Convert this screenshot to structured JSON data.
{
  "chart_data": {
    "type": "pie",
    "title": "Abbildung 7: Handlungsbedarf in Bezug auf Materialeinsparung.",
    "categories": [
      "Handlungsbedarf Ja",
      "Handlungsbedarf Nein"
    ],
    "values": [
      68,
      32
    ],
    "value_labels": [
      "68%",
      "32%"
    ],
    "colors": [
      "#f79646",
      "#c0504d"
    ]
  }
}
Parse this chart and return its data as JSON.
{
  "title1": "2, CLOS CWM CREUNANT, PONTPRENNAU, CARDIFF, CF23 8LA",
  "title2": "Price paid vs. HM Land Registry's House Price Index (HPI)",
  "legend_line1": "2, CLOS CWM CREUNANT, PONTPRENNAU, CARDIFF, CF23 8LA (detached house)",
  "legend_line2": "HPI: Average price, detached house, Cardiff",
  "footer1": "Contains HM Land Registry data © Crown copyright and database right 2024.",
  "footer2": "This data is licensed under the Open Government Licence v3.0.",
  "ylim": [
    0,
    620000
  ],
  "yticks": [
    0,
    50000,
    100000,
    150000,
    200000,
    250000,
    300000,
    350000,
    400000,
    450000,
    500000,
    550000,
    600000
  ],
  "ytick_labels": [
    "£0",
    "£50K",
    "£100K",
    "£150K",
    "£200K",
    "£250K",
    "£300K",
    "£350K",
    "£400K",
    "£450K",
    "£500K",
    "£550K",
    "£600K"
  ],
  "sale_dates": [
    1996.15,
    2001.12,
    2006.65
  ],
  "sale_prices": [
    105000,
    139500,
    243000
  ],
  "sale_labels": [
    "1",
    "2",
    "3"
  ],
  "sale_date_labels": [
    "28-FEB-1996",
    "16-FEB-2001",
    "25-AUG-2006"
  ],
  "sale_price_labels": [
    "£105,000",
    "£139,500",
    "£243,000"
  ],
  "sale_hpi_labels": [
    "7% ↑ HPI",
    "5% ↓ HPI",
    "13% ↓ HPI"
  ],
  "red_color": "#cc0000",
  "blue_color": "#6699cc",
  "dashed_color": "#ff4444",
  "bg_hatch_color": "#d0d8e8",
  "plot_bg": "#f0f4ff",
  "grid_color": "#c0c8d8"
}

++++

PROMPT => Write out the material from the first line to the last, exactly.

THE RESULT =>
Convert this screenshot to structured JSON data.
{
  "chart_data": {
    "type": "pie",
    "title": "Abbildung 7: Handlungsbedarf in Bezug auf Materialeinsparung.",
    "categories": [
      "Handlungsbedarf Ja",
      "Handlungsbedarf Nein"
    ],
    "values": [
      68,
      32
    ],
    "value_labels": [
      "68%",
      "32%"
    ],
    "colors": [
      "#f79646",
      "#c0504d"
    ]
  }
}
Parse this chart and return its data as JSON.
{
  "title1": "2, CLOS CWM CREUNANT, PONTPRENNAU, CARDIFF, CF23 8LA",
  "title2": "Price paid vs. HM Land Registry's House Price Index (HPI)",
  "legend_line1": "2, CLOS CWM CREUNANT, PONTPRENNAU, CARDIFF, CF23 8LA (detached house)",
  "legend_line2": "HPI: Average price, detached house, Cardiff",
  "footer1": "Contains HM Land Registry data © Crown copyright and database right 2024.",
  "footer2": "This data is licensed under the Open Government Licence v3.0.",
  "ylim": [
    0,
    620000
  ],
  "yticks": [
    0,
    50000,
    100000,
    150000,
    200000,
    250000,
    300000,
    350000,
    400000,
    450000,
    500000,
    550000,
    600000
  ],
  "ytick_labels": [
    "£0",
    "£50K",
    "£100K",
    "£150K",
    "£200K",
    "£250K",
    "£300K",
    "£350K",
    "£400K",
    "£450K",
    "£500K",
    "£550K",
    "£600K"
  ],
  "sale_dates": [
    1996.15,
    2001.12,
    2006.65
  ],
  "sale_prices": [
    105000,
    139500,
    243000
  ],
  "sale_labels": [
    "1",
    "2",
    "3"
  ],
  "sale_date_labels": [
    "28-FEB-1996",
    "16-FEB-2001",
    "25-AUG-2006"
  ],
  "sale_price_labels": [
    "£105,000",
    "£139,500",
    "£243,000"
  ],
  "sale_hpi_labels": [
    "7% ↑ HPI",
    "5% ↓ HPI",
    "13% ↓ HPI"
  ],
  "red_color": "#cc0000",
  "blue_color": "#6699cc",
  "dashed_color": "#ff4444",
  "bg_hatch_color": "#d0d8e8",
  "plot_bg": "#f0f4ff",
  "grid_color": "#c0c8d8"
}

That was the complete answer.